Instructions for the task.
Take each line containing the word "Yellow" and copy it.

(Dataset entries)
[START]
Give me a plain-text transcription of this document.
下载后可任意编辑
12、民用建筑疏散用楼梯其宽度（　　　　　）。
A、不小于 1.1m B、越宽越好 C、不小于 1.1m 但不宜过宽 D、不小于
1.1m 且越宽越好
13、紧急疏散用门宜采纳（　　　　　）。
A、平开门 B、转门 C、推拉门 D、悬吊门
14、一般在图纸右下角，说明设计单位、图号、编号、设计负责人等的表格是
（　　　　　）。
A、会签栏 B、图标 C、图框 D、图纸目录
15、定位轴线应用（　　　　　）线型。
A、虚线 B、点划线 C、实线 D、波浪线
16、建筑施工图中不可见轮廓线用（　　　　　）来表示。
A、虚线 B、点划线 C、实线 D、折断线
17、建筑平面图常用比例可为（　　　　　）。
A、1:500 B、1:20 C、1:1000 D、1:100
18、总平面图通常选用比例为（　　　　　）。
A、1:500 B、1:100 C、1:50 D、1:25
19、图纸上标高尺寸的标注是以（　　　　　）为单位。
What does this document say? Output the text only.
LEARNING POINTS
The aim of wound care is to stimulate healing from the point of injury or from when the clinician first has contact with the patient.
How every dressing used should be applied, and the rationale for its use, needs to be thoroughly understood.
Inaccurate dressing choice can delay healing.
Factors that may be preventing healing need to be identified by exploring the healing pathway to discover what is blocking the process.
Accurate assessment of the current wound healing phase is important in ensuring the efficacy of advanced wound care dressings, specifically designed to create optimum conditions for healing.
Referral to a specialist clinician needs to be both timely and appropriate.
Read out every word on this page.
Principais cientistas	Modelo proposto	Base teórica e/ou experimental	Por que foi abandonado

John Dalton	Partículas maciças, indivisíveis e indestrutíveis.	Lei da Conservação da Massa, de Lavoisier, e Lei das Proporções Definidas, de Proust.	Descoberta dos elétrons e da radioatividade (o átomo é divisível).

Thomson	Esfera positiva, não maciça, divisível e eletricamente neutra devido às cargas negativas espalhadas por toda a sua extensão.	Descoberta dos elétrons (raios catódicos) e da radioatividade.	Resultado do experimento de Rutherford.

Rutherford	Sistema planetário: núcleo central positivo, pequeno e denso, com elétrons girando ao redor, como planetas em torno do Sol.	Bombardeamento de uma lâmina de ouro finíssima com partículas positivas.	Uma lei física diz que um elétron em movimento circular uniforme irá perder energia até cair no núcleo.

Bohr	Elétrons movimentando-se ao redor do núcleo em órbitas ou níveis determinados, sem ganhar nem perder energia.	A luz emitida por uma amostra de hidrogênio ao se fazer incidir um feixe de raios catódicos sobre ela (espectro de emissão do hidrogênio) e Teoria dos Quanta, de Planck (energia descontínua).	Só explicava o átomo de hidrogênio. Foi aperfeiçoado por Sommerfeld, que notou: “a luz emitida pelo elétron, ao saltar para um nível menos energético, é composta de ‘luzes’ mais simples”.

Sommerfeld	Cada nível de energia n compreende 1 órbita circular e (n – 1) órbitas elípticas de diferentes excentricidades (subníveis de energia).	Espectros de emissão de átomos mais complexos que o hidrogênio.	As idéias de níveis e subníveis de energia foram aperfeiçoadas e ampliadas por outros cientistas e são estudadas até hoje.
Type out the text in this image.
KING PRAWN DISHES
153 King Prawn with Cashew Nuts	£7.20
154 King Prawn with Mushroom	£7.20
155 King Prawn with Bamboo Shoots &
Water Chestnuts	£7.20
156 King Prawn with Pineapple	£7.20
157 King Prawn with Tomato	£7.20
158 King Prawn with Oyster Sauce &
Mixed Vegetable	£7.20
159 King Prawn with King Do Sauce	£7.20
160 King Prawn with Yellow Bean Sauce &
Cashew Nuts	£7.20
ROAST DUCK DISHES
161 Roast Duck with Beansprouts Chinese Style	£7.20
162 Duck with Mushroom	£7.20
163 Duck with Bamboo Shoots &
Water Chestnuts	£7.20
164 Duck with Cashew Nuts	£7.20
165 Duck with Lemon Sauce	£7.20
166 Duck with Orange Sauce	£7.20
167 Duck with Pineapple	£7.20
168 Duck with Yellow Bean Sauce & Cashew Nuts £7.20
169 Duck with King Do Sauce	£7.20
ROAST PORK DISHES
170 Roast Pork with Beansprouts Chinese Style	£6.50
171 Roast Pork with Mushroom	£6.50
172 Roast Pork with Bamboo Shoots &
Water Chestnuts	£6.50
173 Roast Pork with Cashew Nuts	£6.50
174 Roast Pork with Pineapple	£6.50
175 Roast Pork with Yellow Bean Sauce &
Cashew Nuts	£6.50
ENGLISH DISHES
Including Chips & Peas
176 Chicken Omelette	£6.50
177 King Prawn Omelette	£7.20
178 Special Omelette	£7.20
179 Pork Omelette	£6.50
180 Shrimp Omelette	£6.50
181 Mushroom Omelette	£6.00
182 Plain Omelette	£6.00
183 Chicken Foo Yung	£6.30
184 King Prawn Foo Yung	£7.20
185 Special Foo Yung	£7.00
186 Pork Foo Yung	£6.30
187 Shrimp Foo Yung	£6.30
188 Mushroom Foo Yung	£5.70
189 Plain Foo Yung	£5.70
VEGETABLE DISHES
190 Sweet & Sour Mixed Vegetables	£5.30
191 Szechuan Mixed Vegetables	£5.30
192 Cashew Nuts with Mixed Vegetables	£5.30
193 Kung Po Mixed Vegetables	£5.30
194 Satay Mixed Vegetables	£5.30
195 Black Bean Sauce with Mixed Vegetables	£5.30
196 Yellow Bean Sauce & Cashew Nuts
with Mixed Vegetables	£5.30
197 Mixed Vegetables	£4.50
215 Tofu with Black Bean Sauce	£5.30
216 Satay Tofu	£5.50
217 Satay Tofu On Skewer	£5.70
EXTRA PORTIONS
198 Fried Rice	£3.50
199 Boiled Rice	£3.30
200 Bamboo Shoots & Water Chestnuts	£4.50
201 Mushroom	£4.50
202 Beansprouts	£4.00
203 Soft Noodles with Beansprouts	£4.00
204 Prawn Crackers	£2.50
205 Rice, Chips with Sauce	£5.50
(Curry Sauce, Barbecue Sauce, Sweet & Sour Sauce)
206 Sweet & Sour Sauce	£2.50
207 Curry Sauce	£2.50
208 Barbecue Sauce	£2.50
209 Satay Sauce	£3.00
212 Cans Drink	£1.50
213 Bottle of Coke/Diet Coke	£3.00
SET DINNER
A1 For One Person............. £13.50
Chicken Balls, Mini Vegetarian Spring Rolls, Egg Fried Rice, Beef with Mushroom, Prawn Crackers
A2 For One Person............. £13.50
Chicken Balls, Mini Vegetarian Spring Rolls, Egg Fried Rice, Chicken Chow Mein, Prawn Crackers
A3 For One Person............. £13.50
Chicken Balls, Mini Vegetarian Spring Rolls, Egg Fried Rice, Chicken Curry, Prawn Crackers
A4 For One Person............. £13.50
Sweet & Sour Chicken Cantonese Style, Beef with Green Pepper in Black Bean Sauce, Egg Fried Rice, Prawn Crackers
[END]
Answer to the task.
160 King Prawn with Yellow Bean Sauce &
168 Duck with Yellow Bean Sauce & Cashew Nuts £7.20
175 Roast Pork with Yellow Bean Sauce &
196 Yellow Bean Sauce & Cashew Nuts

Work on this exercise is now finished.